Records excerpted from a collection

⁂

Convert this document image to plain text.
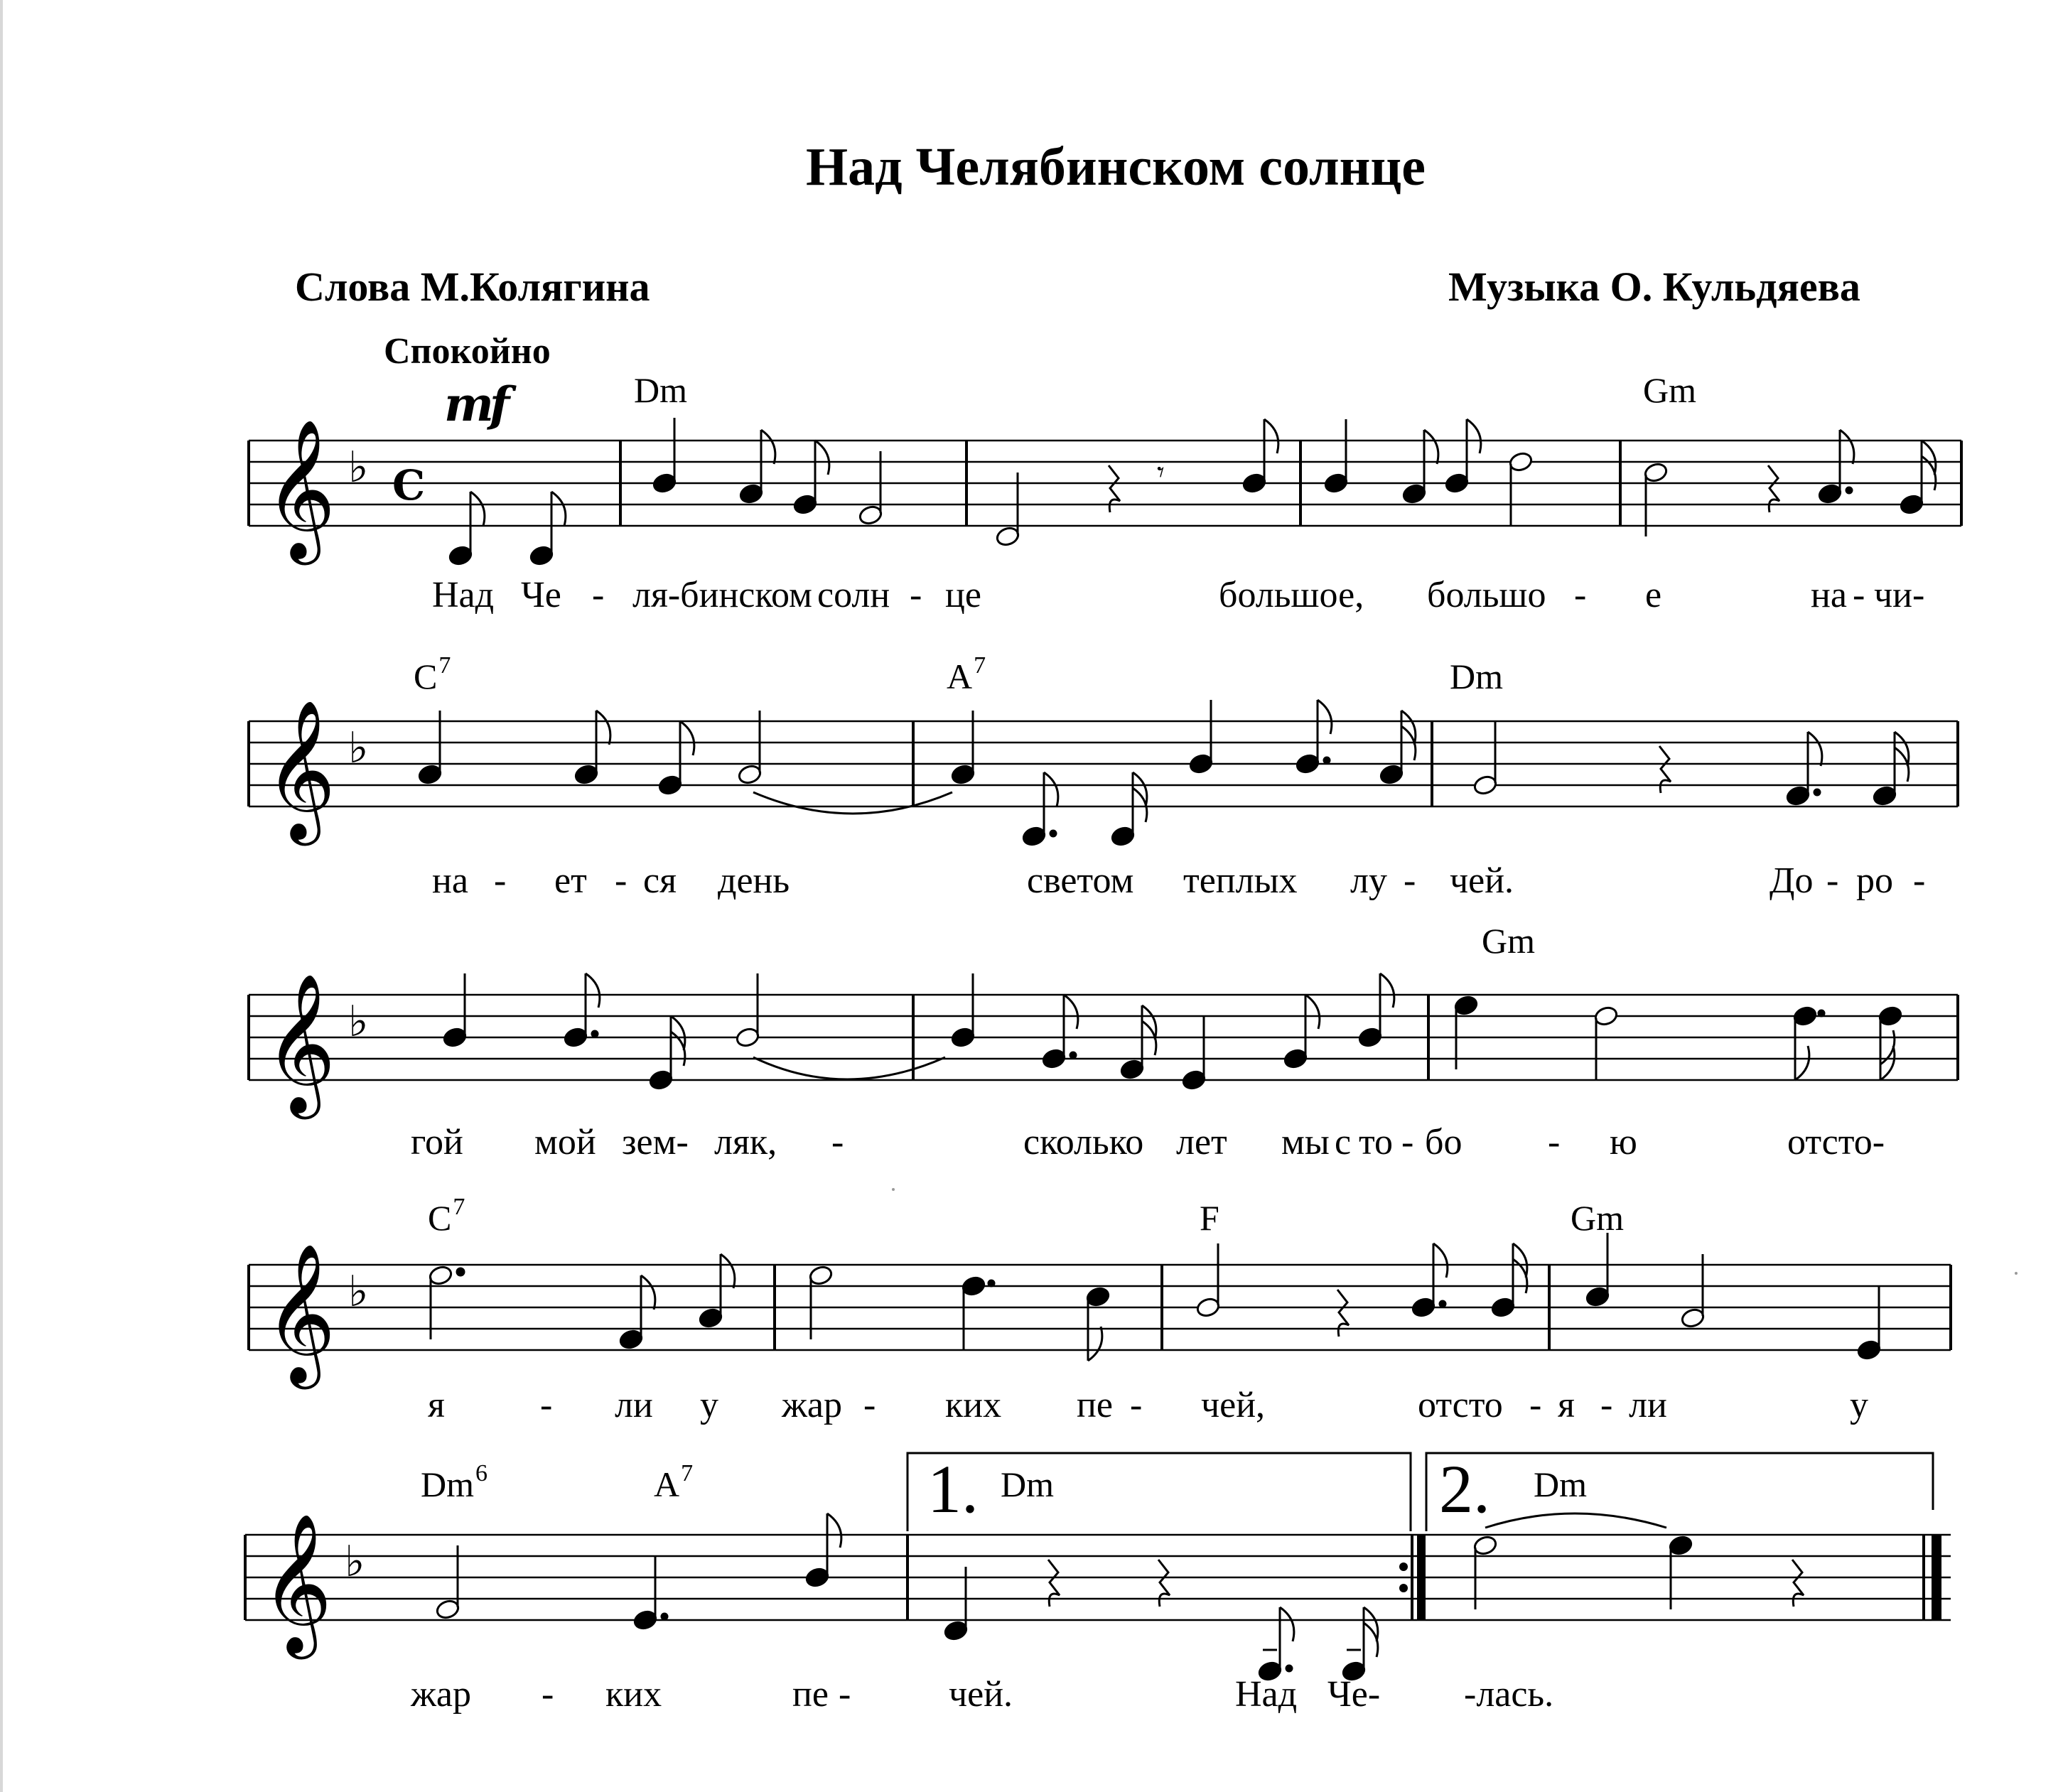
Над Челябинском солнце
Слова М.Колягина	Музыка О. Кульдяева
Спокойно
mf	Dm	Gm
𝄞 ♭ C	𝄾
Над Че - ля-бинском солн - це	большое, большо - е	на - чи-
$C^7$	$A^7$	Dm
𝄞 ♭
на - ет - ся день	светом теплых лу - чей.	До - ро -
Gm
𝄞 ♭
гой мой зем- ляк, -	сколько лет мы с то - бо - ю	отсто-
$C^7$	F	Gm
𝄞 ♭
я	- ли у жар - ких пе - чей,	отсто - я - ли	у
Dm$^6$	$A^7$	1. Dm	2. Dm
𝄞 ♭
жар - ких	пе -	чей.	Над Че- -лась.
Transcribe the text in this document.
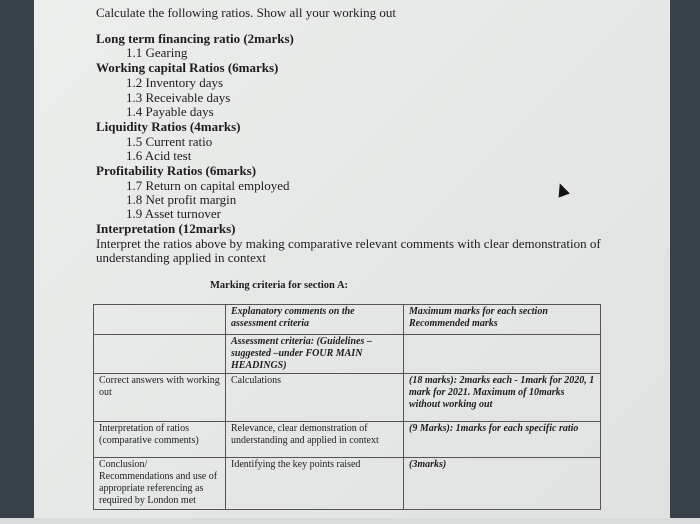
Calculate the following ratios. Show all your working out
Long term financing ratio (2marks)
1.1 Gearing
Working capital Ratios (6marks)
1.2 Inventory days
1.3 Receivable days
1.4 Payable days
Liquidity Ratios (4marks)
1.5 Current ratio
1.6 Acid test
Profitability Ratios (6marks)
1.7 Return on capital employed
1.8 Net profit margin
1.9 Asset turnover
Interpretation (12marks)
Interpret the ratios above by making comparative relevant comments with clear demonstration of
understanding applied in context
Marking criteria for section A:
	Explanatory comments on the assessment criteria	Maximum marks for each section Recommended marks
	Assessment criteria: (Guidelines – suggested –under FOUR MAIN HEADINGS)	
Correct answers with working out	Calculations	(18 marks): 2marks each - 1mark for 2020, 1 mark for 2021. Maximum of 10marks without working out
Interpretation of ratios (comparative comments)	Relevance, clear demonstration of understanding and applied in context	(9 Marks): 1marks for each specific ratio
Conclusion/ Recommendations and use of appropriate referencing as required by London met	Identifying the key points raised	(3marks)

⁂

Exercise aim: Write out each entry exactly as given, omitting any picture.

Full solution:
Convert this document image to plain text.
Над Челябинском солнце
Слова М.Колягина	Музыка О. Кульдяева
Спокойно
mf	Dm	Gm
𝄞 ♭ C	𝄾
Над Че - ля-бинском солн - це	большое, большо - е	на - чи-
$C^7$	$A^7$	Dm
𝄞 ♭
на - ет - ся день	светом теплых лу - чей.	До - ро -
Gm
𝄞 ♭
гой мой зем- ляк, -	сколько лет мы с то - бо - ю	отсто-
$C^7$	F	Gm
𝄞 ♭
я	- ли у жар - ких пе - чей,	отсто - я - ли	у
Dm$^6$	$A^7$	1. Dm	2. Dm
𝄞 ♭
жар - ких	пе -	чей.	Над Че- -лась.
Transcribe the text in this document.
Calculate the following ratios. Show all your working out
Long term financing ratio (2marks)
1.1 Gearing
Working capital Ratios (6marks)
1.2 Inventory days
1.3 Receivable days
1.4 Payable days
Liquidity Ratios (4marks)
1.5 Current ratio
1.6 Acid test
Profitability Ratios (6marks)
1.7 Return on capital employed
1.8 Net profit margin
1.9 Asset turnover
Interpretation (12marks)
Interpret the ratios above by making comparative relevant comments with clear demonstration of
understanding applied in context
Marking criteria for section A:
	Explanatory comments on the assessment criteria	Maximum marks for each section Recommended marks
	Assessment criteria: (Guidelines – suggested –under FOUR MAIN HEADINGS)	
Correct answers with working out	Calculations	(18 marks): 2marks each - 1mark for 2020, 1 mark for 2021. Maximum of 10marks without working out
Interpretation of ratios (comparative comments)	Relevance, clear demonstration of understanding and applied in context	(9 Marks): 1marks for each specific ratio
Conclusion/ Recommendations and use of appropriate referencing as required by London met	Identifying the key points raised	(3marks)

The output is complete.